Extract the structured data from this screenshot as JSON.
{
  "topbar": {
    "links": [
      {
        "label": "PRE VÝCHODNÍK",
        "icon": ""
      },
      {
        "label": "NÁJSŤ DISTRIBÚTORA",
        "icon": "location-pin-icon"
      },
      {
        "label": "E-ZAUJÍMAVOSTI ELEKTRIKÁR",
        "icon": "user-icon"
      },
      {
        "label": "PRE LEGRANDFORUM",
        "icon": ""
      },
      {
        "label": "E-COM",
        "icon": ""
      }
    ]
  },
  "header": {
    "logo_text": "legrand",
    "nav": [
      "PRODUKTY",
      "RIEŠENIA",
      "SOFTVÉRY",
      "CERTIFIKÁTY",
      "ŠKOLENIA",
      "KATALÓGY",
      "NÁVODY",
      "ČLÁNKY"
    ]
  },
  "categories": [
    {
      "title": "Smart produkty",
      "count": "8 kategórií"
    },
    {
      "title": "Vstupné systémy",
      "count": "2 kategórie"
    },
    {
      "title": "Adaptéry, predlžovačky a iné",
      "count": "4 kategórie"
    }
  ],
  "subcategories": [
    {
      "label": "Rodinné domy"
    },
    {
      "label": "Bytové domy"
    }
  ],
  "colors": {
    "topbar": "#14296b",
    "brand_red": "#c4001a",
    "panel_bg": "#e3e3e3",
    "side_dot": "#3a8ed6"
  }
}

* * *

From the records given above, copy all lines containing "label".

        "label": "PRE VÝCHODNÍK",
        "label": "NÁJSŤ DISTRIBÚTORA",
        "label": "E-ZAUJÍMAVOSTI ELEKTRIKÁR",
        "label": "PRE LEGRANDFORUM",
        "label": "E-COM",
      "label": "Rodinné domy"
      "label": "Bytové domy"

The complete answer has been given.